● **Requirement**:
Report the count of lines where the string "into" appears, and nothing else.

● **Given data**:
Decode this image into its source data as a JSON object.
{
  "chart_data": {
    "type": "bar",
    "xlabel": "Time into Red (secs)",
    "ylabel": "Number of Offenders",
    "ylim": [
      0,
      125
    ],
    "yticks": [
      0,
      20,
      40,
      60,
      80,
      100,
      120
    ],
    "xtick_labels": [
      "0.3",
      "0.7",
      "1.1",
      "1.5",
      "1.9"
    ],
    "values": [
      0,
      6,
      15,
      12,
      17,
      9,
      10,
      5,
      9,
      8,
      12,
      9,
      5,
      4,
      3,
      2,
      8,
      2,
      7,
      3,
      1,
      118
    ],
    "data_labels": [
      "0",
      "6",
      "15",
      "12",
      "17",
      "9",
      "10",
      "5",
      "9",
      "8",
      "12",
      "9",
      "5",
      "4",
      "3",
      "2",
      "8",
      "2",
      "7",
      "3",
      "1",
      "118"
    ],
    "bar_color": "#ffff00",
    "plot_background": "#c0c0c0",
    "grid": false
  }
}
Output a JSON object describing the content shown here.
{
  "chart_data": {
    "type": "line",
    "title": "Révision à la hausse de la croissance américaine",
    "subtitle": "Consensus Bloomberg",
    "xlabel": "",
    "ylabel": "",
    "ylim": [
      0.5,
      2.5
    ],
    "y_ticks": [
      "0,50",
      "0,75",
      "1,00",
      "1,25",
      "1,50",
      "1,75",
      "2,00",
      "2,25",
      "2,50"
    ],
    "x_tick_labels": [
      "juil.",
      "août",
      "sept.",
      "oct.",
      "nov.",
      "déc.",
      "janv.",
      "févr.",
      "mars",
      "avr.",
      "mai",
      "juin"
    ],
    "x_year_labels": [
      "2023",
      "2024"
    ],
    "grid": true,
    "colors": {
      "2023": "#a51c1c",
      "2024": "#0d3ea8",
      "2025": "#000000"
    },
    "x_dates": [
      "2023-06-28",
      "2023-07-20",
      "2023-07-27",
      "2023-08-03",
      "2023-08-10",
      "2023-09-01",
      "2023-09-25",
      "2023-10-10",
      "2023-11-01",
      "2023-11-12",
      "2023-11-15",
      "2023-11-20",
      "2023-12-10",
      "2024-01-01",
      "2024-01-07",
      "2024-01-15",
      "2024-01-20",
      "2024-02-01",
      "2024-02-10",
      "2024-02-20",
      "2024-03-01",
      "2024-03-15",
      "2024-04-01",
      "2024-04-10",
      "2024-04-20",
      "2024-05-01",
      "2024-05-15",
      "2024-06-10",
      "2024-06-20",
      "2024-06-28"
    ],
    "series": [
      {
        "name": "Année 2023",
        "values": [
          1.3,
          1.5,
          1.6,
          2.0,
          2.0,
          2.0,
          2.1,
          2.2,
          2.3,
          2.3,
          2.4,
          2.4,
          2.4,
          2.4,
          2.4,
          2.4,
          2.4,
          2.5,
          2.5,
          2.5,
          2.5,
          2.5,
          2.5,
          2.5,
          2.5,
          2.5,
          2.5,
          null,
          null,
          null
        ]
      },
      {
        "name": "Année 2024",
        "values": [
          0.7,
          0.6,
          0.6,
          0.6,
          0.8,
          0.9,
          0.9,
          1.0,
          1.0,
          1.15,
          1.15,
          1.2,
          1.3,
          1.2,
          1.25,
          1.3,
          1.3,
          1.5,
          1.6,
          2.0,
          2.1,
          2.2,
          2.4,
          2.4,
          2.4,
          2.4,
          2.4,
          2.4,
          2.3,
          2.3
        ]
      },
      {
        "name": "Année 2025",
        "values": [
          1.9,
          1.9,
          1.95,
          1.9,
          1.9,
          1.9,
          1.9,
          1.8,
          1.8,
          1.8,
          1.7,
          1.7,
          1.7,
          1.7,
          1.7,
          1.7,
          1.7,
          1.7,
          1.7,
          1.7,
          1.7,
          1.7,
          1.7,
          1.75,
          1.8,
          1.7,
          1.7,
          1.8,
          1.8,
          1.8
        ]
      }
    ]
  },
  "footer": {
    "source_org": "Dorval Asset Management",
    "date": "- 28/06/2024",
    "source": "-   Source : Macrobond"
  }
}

● **Correct output**:
2